Can you continue the write-up on AMOR's entropy-based attention routing, starting right after its final sentence?

**GIVEN PASSAGE:**
┄┄┄┄┄┄

AMOR routes attention to high-entropy tokens in recurrent models, matching full hybrids while using attention on only 22 percent of positions.

A machine-rendered reading of the paper's core claim, the machinery that carries it, and where it could break.

The paper introduces AMOR as a post-hoc addition to recurrent backbones that activates attention blocks only when output entropy exceeds a dynamic threshold set from the running batch median plus scaled standard deviation. This creates a gradient-free decision rule for when to supplement recurrence with attention. Experiments across Mamba2 and Gated DeltaNet models sized 180M to 1.5B show that the selective routing reaches or exceeds the accuracy of both pure recurrent models and fixed-schedule hybrids. The same models preserve stable performance on LongBench long-context tasks where prior hybrids lose ground under distribution shift. The result frames attention use as a matter of timing rather than uniform application.

┄┄┄┄┄┄

**INFORMATION GIVEN:**

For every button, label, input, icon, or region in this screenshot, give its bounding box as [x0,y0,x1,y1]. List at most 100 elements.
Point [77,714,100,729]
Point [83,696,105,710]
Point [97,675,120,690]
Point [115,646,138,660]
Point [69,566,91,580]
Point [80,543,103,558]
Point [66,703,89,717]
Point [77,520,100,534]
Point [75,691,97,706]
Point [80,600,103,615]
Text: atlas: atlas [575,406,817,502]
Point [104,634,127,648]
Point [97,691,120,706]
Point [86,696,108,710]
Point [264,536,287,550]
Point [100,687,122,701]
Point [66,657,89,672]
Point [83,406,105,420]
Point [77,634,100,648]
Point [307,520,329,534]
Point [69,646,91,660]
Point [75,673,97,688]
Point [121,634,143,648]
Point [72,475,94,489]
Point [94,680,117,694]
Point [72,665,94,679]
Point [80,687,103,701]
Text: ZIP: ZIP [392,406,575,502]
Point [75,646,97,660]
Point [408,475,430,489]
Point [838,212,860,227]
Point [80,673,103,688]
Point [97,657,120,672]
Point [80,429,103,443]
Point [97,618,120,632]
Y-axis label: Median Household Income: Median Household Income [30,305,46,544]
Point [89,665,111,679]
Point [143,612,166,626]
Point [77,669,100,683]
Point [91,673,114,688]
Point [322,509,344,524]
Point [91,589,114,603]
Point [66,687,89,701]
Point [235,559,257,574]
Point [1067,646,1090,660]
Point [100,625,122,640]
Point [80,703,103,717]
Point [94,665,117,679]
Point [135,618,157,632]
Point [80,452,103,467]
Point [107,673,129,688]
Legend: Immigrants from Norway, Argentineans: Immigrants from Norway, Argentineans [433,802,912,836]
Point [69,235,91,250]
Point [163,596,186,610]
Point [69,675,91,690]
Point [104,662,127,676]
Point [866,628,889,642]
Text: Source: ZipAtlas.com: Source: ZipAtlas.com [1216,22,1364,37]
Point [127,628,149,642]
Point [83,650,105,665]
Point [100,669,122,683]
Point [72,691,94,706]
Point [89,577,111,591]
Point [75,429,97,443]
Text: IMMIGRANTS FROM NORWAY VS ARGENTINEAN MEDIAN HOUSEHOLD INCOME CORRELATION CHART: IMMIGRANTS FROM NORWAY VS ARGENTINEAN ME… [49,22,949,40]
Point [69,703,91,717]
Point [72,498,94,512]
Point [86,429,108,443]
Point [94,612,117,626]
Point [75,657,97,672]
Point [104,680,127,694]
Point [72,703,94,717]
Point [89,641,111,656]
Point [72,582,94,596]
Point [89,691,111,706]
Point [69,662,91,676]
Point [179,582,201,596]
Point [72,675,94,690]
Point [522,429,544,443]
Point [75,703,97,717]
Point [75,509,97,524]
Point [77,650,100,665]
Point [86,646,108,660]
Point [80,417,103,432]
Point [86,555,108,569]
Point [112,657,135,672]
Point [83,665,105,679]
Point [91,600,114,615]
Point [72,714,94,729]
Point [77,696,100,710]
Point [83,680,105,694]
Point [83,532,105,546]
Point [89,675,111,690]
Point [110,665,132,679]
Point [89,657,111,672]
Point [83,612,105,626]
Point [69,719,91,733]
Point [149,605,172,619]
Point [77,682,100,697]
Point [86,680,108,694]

┄┄┄┄┄┄

**EXERCISE RESPONSE:**
Core claim

AMOR augments a recurrent backbone with entropy-gated attention blocks that activate only when the model's output entropy exceeds a dynamic threshold derived from the running batch median and scaled standard deviation. This gradient-free router, inspired by uncertainty-driven computation and the System 1/System 2 distinction, is applied after the recurrent state has already been computed. Across Mamba2 and Gated DeltaNet backbones from 180M to 1.5B parameters the method matches or outperforms both pure recurrent baselines and fixed hybrid schedules while invoking attention on roughly 22 percent of tokens and maintaining stable long-context results on LongBench.

What carries the argument

The entropy gate: a threshold comparator that checks model output entropy against a running batch median plus scaled standard deviation to decide whether to invoke the attention block at that position.

If this is right

Hybrid models reach full performance with attention applied to only about one-fifth of tokens.
Long-context stability improves because attention is reserved for positions where recurrence alone is uncertain.
No per-task retuning or gradient-based routing is required beyond the fixed entropy rule.
Common-sense reasoning tasks benefit from the same selective allocation pattern.

Where Pith is reading between the lines

These are editorial extensions of the paper, not claims the author makes directly.

Uncertainty measured at the output may serve as a general signal for routing compute between light and heavy modules in other sequence models.
The median-plus-deviation rule could be tested as a drop-in replacement for learned routers in mixture-of-experts architectures.
If the threshold proves stable across domains it would allow deployment-time scaling of attention use without retraining.

Load-bearing premise

The batch-median-plus-scaled-deviation threshold on output entropy correctly identifies the positions where recurrent state alone is insufficient for accurate prediction.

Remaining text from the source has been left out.